OBJECTIVE: What follows is a block of records; restate each one word for word.

Stored data:
▼
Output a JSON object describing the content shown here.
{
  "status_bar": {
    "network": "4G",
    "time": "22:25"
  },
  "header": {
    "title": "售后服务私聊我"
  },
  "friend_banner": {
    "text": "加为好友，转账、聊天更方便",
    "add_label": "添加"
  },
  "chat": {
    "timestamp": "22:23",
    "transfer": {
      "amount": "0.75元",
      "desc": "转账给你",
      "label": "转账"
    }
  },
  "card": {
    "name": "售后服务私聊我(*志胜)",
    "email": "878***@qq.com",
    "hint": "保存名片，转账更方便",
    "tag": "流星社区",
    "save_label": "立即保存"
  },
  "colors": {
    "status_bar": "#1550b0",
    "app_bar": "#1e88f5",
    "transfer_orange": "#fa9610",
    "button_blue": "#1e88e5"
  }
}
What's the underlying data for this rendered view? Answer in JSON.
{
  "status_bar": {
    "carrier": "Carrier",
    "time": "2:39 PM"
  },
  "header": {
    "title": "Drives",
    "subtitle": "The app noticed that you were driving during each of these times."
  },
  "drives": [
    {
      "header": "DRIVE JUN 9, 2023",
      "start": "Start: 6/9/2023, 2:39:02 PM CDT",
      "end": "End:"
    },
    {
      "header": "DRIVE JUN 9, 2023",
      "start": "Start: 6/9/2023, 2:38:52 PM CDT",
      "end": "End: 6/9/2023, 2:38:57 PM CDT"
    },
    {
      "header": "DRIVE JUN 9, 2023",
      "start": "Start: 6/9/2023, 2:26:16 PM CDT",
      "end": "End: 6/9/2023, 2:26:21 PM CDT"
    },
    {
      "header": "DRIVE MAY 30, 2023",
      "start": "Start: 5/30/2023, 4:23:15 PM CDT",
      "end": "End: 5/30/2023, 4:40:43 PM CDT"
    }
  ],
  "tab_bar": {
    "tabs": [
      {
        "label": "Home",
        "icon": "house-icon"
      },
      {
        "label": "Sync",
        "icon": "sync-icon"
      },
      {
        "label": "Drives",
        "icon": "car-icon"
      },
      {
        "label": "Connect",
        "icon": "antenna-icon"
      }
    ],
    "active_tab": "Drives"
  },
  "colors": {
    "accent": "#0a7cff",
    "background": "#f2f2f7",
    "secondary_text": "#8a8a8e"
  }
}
▲
COMPLETED EXERCISE:
Output a JSON object describing the content shown here.
{
  "status_bar": {
    "network": "4G",
    "time": "22:25"
  },
  "header": {
    "title": "售后服务私聊我"
  },
  "friend_banner": {
    "text": "加为好友，转账、聊天更方便",
    "add_label": "添加"
  },
  "chat": {
    "timestamp": "22:23",
    "transfer": {
      "amount": "0.75元",
      "desc": "转账给你",
      "label": "转账"
    }
  },
  "card": {
    "name": "售后服务私聊我(*志胜)",
    "email": "878***@qq.com",
    "hint": "保存名片，转账更方便",
    "tag": "流星社区",
    "save_label": "立即保存"
  },
  "colors": {
    "status_bar": "#1550b0",
    "app_bar": "#1e88f5",
    "transfer_orange": "#fa9610",
    "button_blue": "#1e88e5"
  }
}
What's the underlying data for this rendered view? Answer in JSON.
{
  "status_bar": {
    "carrier": "Carrier",
    "time": "2:39 PM"
  },
  "header": {
    "title": "Drives",
    "subtitle": "The app noticed that you were driving during each of these times."
  },
  "drives": [
    {
      "header": "DRIVE JUN 9, 2023",
      "start": "Start: 6/9/2023, 2:39:02 PM CDT",
      "end": "End:"
    },
    {
      "header": "DRIVE JUN 9, 2023",
      "start": "Start: 6/9/2023, 2:38:52 PM CDT",
      "end": "End: 6/9/2023, 2:38:57 PM CDT"
    },
    {
      "header": "DRIVE JUN 9, 2023",
      "start": "Start: 6/9/2023, 2:26:16 PM CDT",
      "end": "End: 6/9/2023, 2:26:21 PM CDT"
    },
    {
      "header": "DRIVE MAY 30, 2023",
      "start": "Start: 5/30/2023, 4:23:15 PM CDT",
      "end": "End: 5/30/2023, 4:40:43 PM CDT"
    }
  ],
  "tab_bar": {
    "tabs": [
      {
        "label": "Home",
        "icon": "house-icon"
      },
      {
        "label": "Sync",
        "icon": "sync-icon"
      },
      {
        "label": "Drives",
        "icon": "car-icon"
      },
      {
        "label": "Connect",
        "icon": "antenna-icon"
      }
    ],
    "active_tab": "Drives"
  },
  "colors": {
    "accent": "#0a7cff",
    "background": "#f2f2f7",
    "secondary_text": "#8a8a8e"
  }
}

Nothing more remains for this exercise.